Extracted records:
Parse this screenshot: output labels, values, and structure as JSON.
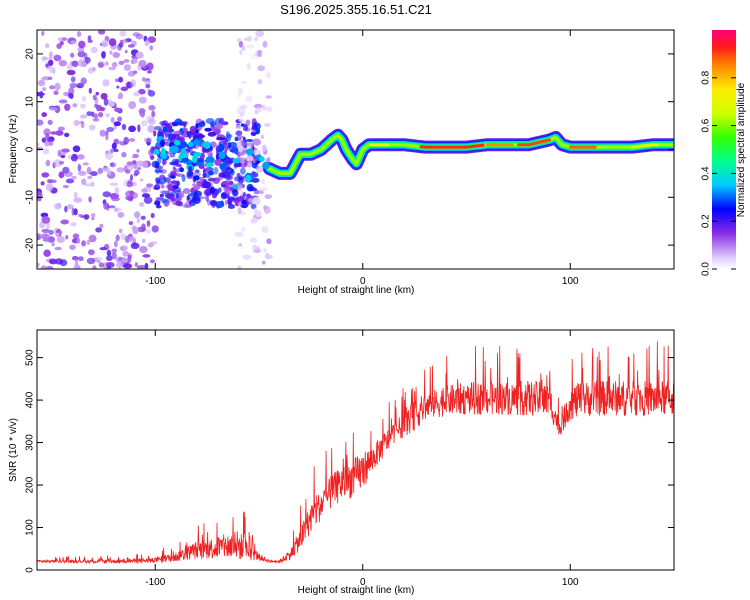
{
  "figure": {
    "title": "S196.2025.355.16.51.C21"
  },
  "chart_data": [
    {
      "type": "heatmap",
      "title": "S196.2025.355.16.51.C21",
      "xlabel": "Height of straight line (km)",
      "ylabel": "Frequency (Hz)",
      "xlim": [
        -157,
        150
      ],
      "ylim": [
        -25,
        25
      ],
      "x_ticks": [
        {
          "value": -100,
          "label": "-100"
        },
        {
          "value": 0,
          "label": "0"
        },
        {
          "value": 100,
          "label": "100"
        }
      ],
      "y_ticks": [
        {
          "value": -20,
          "label": "-20"
        },
        {
          "value": -10,
          "label": "-10"
        },
        {
          "value": 0,
          "label": "0"
        },
        {
          "value": 10,
          "label": "10"
        },
        {
          "value": 20,
          "label": "20"
        }
      ],
      "colorbar": {
        "label": "Normalized spectral amplitude",
        "range": [
          0,
          1
        ],
        "ticks": [
          {
            "value": 0.0,
            "label": "0.0"
          },
          {
            "value": 0.2,
            "label": "0.2"
          },
          {
            "value": 0.4,
            "label": "0.4"
          },
          {
            "value": 0.6,
            "label": "0.6"
          },
          {
            "value": 0.8,
            "label": "0.8"
          }
        ],
        "colormap": "rainbow"
      },
      "ridge": {
        "description": "dominant frequency track (Hz) vs height (km)",
        "x": [
          -45,
          -40,
          -35,
          -30,
          -25,
          -20,
          -15,
          -12,
          -10,
          -8,
          -5,
          -3,
          0,
          3,
          10,
          20,
          30,
          40,
          50,
          60,
          70,
          80,
          85,
          90,
          93,
          96,
          100,
          110,
          120,
          130,
          140,
          150
        ],
        "y": [
          -4,
          -5,
          -5,
          -1,
          -1,
          0,
          2,
          3,
          2,
          0,
          -2,
          -3,
          0,
          1,
          1,
          1,
          0.5,
          0.5,
          0.5,
          1,
          1,
          1,
          1.5,
          2,
          2.5,
          1,
          0.5,
          0.5,
          0.5,
          0.5,
          1,
          1
        ]
      },
      "scatter_regions": [
        {
          "x_range": [
            -157,
            -100
          ],
          "y_range": [
            -25,
            25
          ],
          "intensity": [
            0.05,
            0.2
          ],
          "density": "high"
        },
        {
          "x_range": [
            -100,
            -50
          ],
          "y_range": [
            -12,
            6
          ],
          "intensity": [
            0.1,
            0.3
          ],
          "density": "high"
        },
        {
          "x_range": [
            -60,
            -45
          ],
          "y_range": [
            -25,
            25
          ],
          "intensity": [
            0.02,
            0.1
          ],
          "density": "low"
        }
      ]
    },
    {
      "type": "line",
      "xlabel": "Height of straight line (km)",
      "ylabel": "SNR (10 * v/v)",
      "xlim": [
        -157,
        150
      ],
      "ylim": [
        0,
        565
      ],
      "color": "#ee2222",
      "x_ticks": [
        {
          "value": -100,
          "label": "-100"
        },
        {
          "value": 0,
          "label": "0"
        },
        {
          "value": 100,
          "label": "100"
        }
      ],
      "y_ticks": [
        {
          "value": 0,
          "label": "0"
        },
        {
          "value": 100,
          "label": "100"
        },
        {
          "value": 200,
          "label": "200"
        },
        {
          "value": 300,
          "label": "300"
        },
        {
          "value": 400,
          "label": "400"
        },
        {
          "value": 500,
          "label": "500"
        }
      ],
      "envelope": {
        "description": "approximate baseline and spike amplitude of the SNR trace",
        "x": [
          -157,
          -120,
          -100,
          -90,
          -80,
          -70,
          -60,
          -50,
          -45,
          -40,
          -35,
          -30,
          -25,
          -20,
          -15,
          -10,
          -5,
          0,
          5,
          10,
          15,
          20,
          25,
          30,
          40,
          50,
          60,
          70,
          80,
          90,
          95,
          100,
          110,
          120,
          130,
          140,
          150
        ],
        "baseline": [
          20,
          20,
          22,
          30,
          45,
          50,
          55,
          30,
          20,
          20,
          35,
          70,
          120,
          150,
          180,
          200,
          210,
          230,
          260,
          290,
          320,
          340,
          360,
          380,
          395,
          400,
          400,
          400,
          400,
          395,
          330,
          390,
          400,
          400,
          400,
          400,
          400
        ],
        "spike": [
          10,
          15,
          20,
          40,
          70,
          90,
          120,
          30,
          10,
          15,
          40,
          90,
          120,
          120,
          130,
          140,
          150,
          150,
          100,
          100,
          80,
          100,
          120,
          110,
          120,
          130,
          130,
          130,
          140,
          140,
          60,
          140,
          140,
          140,
          140,
          140,
          140
        ]
      }
    }
  ]
}
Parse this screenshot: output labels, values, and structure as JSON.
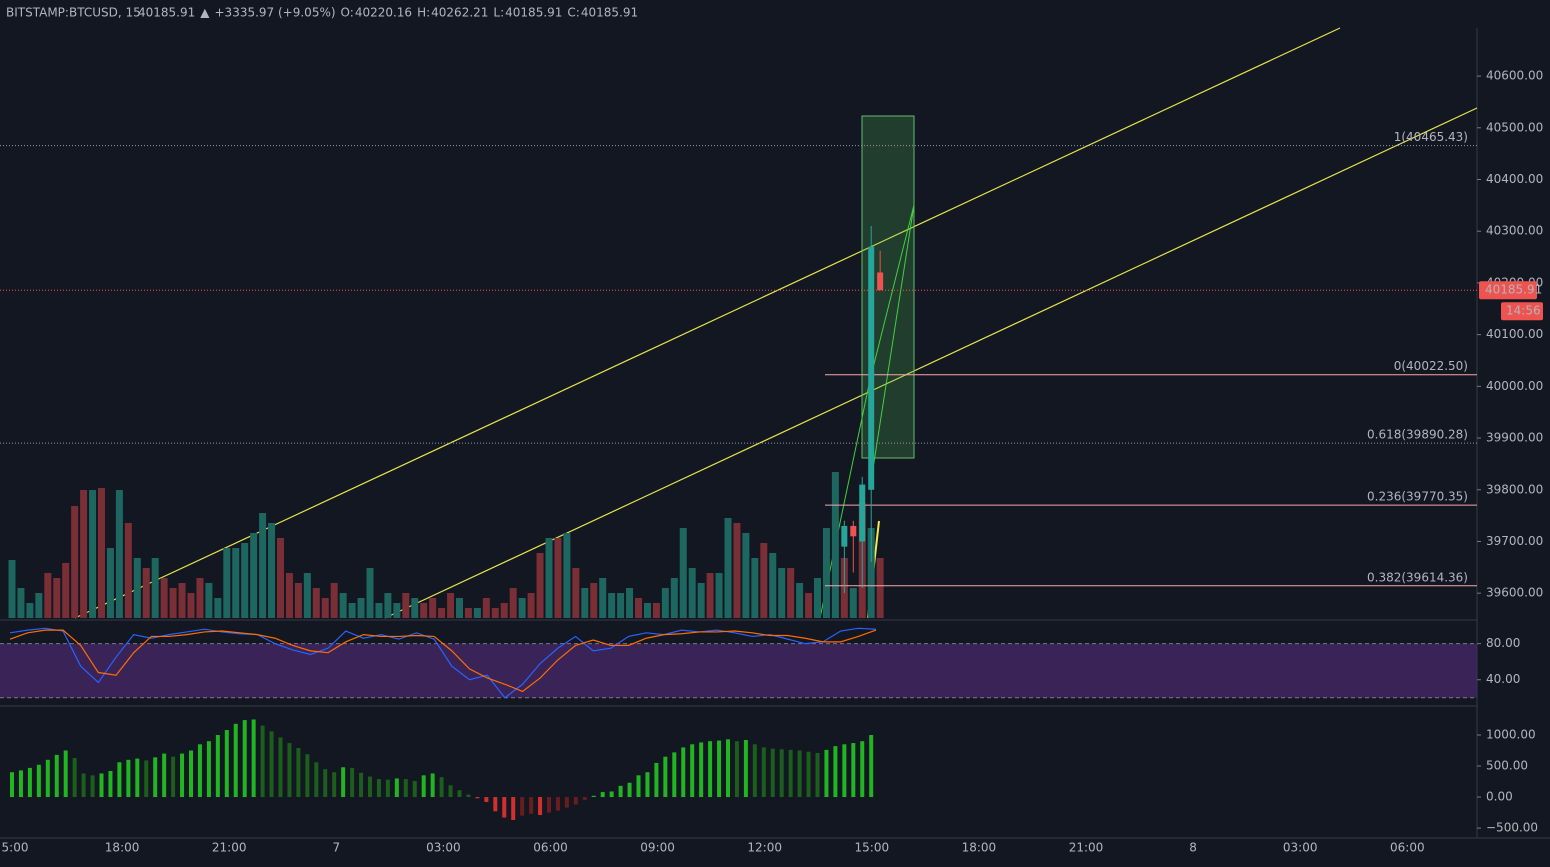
{
  "header": {
    "symbol": "BITSTAMP:BTCUSD, 15",
    "last": "40185.91",
    "arrow": "▲",
    "change": "+3335.97 (+9.05%)",
    "o_label": "O:",
    "o": "40220.16",
    "h_label": "H:",
    "h": "40262.21",
    "l_label": "L:",
    "l": "40185.91",
    "c_label": "C:",
    "c": "40185.91"
  },
  "chart_data": [
    {
      "type": "candlestick",
      "ylim": [
        39552,
        40693
      ],
      "yticks": [
        {
          "value": 39600,
          "label": "39600.00"
        },
        {
          "value": 39700,
          "label": "39700.00"
        },
        {
          "value": 39800,
          "label": "39800.00"
        },
        {
          "value": 39900,
          "label": "39900.00"
        },
        {
          "value": 40000,
          "label": "40000.00"
        },
        {
          "value": 40100,
          "label": "40100.00"
        },
        {
          "value": 40200,
          "label": "40200.00"
        },
        {
          "value": 40300,
          "label": "40300.00"
        },
        {
          "value": 40400,
          "label": "40400.00"
        },
        {
          "value": 40500,
          "label": "40500.00"
        },
        {
          "value": 40600,
          "label": "40600.00"
        }
      ],
      "up_color": "#26a69a",
      "down_color": "#ef5350",
      "candles": [
        {
          "open": 39690,
          "high": 39740,
          "low": 39600,
          "close": 39730
        },
        {
          "open": 39730,
          "high": 39740,
          "low": 39640,
          "close": 39710
        },
        {
          "open": 39700,
          "high": 39825,
          "low": 39610,
          "close": 39810
        },
        {
          "open": 39800,
          "high": 40310,
          "low": 39660,
          "close": 40270
        },
        {
          "open": 40220.16,
          "high": 40262.21,
          "low": 40185.91,
          "close": 40185.91
        }
      ],
      "last_price": {
        "value": 40185.91,
        "label": "40185.91"
      },
      "countdown": "14:56",
      "fib_levels": [
        {
          "value": 40465.43,
          "label": "1(40465.43)",
          "color": "#a5d6a7",
          "line": "dotted"
        },
        {
          "value": 40022.5,
          "label": "0(40022.50)",
          "color": "#f7a8a8",
          "line": "solid"
        },
        {
          "value": 39890.28,
          "label": "0.618(39890.28)",
          "color": "#a5d6a7",
          "line": "dotted"
        },
        {
          "value": 39770.35,
          "label": "0.236(39770.35)",
          "color": "#f7a8a8",
          "line": "solid"
        },
        {
          "value": 39614.36,
          "label": "0.382(39614.36)",
          "color": "#f7a8a8",
          "line": "solid"
        }
      ],
      "volume": {
        "values": [
          58,
          30,
          15,
          25,
          45,
          40,
          55,
          112,
          128,
          128,
          130,
          70,
          128,
          95,
          60,
          50,
          60,
          40,
          30,
          35,
          25,
          40,
          35,
          20,
          70,
          70,
          75,
          85,
          105,
          95,
          80,
          45,
          35,
          45,
          30,
          20,
          35,
          25,
          15,
          20,
          50,
          15,
          25,
          15,
          25,
          20,
          15,
          20,
          10,
          25,
          20,
          10,
          10,
          20,
          10,
          15,
          30,
          20,
          25,
          65,
          80,
          80,
          85,
          50,
          30,
          35,
          40,
          25,
          25,
          30,
          20,
          15,
          15,
          30,
          40,
          90,
          50,
          35,
          45,
          45,
          100,
          95,
          85,
          60,
          75,
          65,
          50,
          50,
          35,
          25,
          40,
          90,
          146,
          60,
          30,
          115,
          90,
          60
        ],
        "colors": [
          "#1e6660",
          "#1e6660",
          "#1e6660",
          "#1e6660",
          "#7a2e35",
          "#7a2e35",
          "#7a2e35",
          "#7a2e35",
          "#7a2e35",
          "#1e6660",
          "#7a2e35",
          "#1e6660",
          "#1e6660",
          "#7a2e35",
          "#1e6660",
          "#7a2e35",
          "#1e6660",
          "#7a2e35",
          "#7a2e35",
          "#7a2e35",
          "#7a2e35",
          "#7a2e35",
          "#1e6660",
          "#1e6660",
          "#1e6660",
          "#1e6660",
          "#1e6660",
          "#1e6660",
          "#1e6660",
          "#1e6660",
          "#7a2e35",
          "#7a2e35",
          "#7a2e35",
          "#1e6660",
          "#7a2e35",
          "#7a2e35",
          "#7a2e35",
          "#1e6660",
          "#1e6660",
          "#1e6660",
          "#1e6660",
          "#1e6660",
          "#1e6660",
          "#1e6660",
          "#7a2e35",
          "#1e6660",
          "#7a2e35",
          "#7a2e35",
          "#7a2e35",
          "#7a2e35",
          "#1e6660",
          "#7a2e35",
          "#1e6660",
          "#7a2e35",
          "#7a2e35",
          "#7a2e35",
          "#7a2e35",
          "#1e6660",
          "#7a2e35",
          "#7a2e35",
          "#1e6660",
          "#7a2e35",
          "#1e6660",
          "#7a2e35",
          "#1e6660",
          "#7a2e35",
          "#1e6660",
          "#1e6660",
          "#1e6660",
          "#1e6660",
          "#7a2e35",
          "#1e6660",
          "#7a2e35",
          "#1e6660",
          "#1e6660",
          "#1e6660",
          "#1e6660",
          "#1e6660",
          "#7a2e35",
          "#1e6660",
          "#1e6660",
          "#7a2e35",
          "#1e6660",
          "#1e6660",
          "#7a2e35",
          "#1e6660",
          "#1e6660",
          "#7a2e35",
          "#1e6660",
          "#7a2e35",
          "#1e6660",
          "#1e6660",
          "#1e6660",
          "#7a2e35",
          "#1e6660",
          "#7a2e35",
          "#1e6660",
          "#7a2e35"
        ]
      },
      "categories": [
        "5:00",
        "18:00",
        "21:00",
        "7",
        "03:00",
        "06:00",
        "09:00",
        "12:00",
        "15:00",
        "18:00",
        "21:00",
        "8",
        "03:00",
        "06:00"
      ]
    },
    {
      "type": "line",
      "ylim": [
        12,
        104
      ],
      "yticks": [
        {
          "value": 80,
          "label": "80.00"
        },
        {
          "value": 40,
          "label": "40.00"
        }
      ],
      "band": [
        20,
        80
      ],
      "band_color": "#4a2a6e",
      "series": [
        {
          "color": "#2962ff",
          "values": [
            92,
            95,
            97,
            94,
            55,
            37,
            65,
            90,
            86,
            90,
            93,
            96,
            93,
            91,
            90,
            80,
            73,
            68,
            75,
            94,
            86,
            90,
            85,
            92,
            85,
            55,
            40,
            45,
            20,
            35,
            58,
            75,
            88,
            72,
            75,
            88,
            92,
            90,
            95,
            93,
            95,
            92,
            88,
            90,
            85,
            80,
            82,
            94,
            97,
            96
          ]
        },
        {
          "color": "#ff6d00",
          "values": [
            85,
            92,
            95,
            95,
            78,
            48,
            45,
            70,
            88,
            88,
            90,
            93,
            94,
            92,
            90,
            86,
            78,
            72,
            70,
            82,
            90,
            88,
            88,
            89,
            88,
            72,
            52,
            42,
            35,
            27,
            42,
            62,
            78,
            84,
            78,
            78,
            86,
            90,
            91,
            93,
            93,
            94,
            92,
            89,
            89,
            86,
            82,
            82,
            88,
            95
          ]
        }
      ]
    },
    {
      "type": "histogram",
      "ylim": [
        -660,
        1435
      ],
      "yticks": [
        {
          "value": 1000,
          "label": "1000.00"
        },
        {
          "value": 500,
          "label": "500.00"
        },
        {
          "value": 0,
          "label": "0.00"
        },
        {
          "value": -500,
          "label": "−500.00"
        }
      ],
      "colors": {
        "rising_positive": "#22b522",
        "falling_positive": "#1c5e1c",
        "falling_negative": "#d32f2f",
        "rising_negative": "#6b1c1c"
      },
      "values": [
        400,
        430,
        470,
        520,
        600,
        680,
        750,
        630,
        380,
        350,
        380,
        420,
        560,
        600,
        620,
        590,
        640,
        700,
        650,
        700,
        750,
        850,
        900,
        1000,
        1080,
        1180,
        1240,
        1250,
        1150,
        1060,
        960,
        870,
        790,
        690,
        560,
        450,
        400,
        480,
        470,
        390,
        330,
        290,
        280,
        300,
        290,
        260,
        350,
        380,
        320,
        190,
        110,
        40,
        -20,
        -80,
        -230,
        -330,
        -370,
        -300,
        -270,
        -290,
        -250,
        -220,
        -170,
        -120,
        -50,
        20,
        80,
        90,
        180,
        230,
        350,
        400,
        550,
        650,
        720,
        800,
        850,
        880,
        900,
        910,
        930,
        900,
        920,
        850,
        800,
        780,
        770,
        760,
        750,
        730,
        710,
        760,
        820,
        850,
        870,
        900,
        1000
      ]
    }
  ]
}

» Direction:
Copy all lines above containing the string "open".

» Answer to the problem:
          "open": 39690,
          "open": 39730,
          "open": 39700,
          "open": 39800,
          "open": 40220.16,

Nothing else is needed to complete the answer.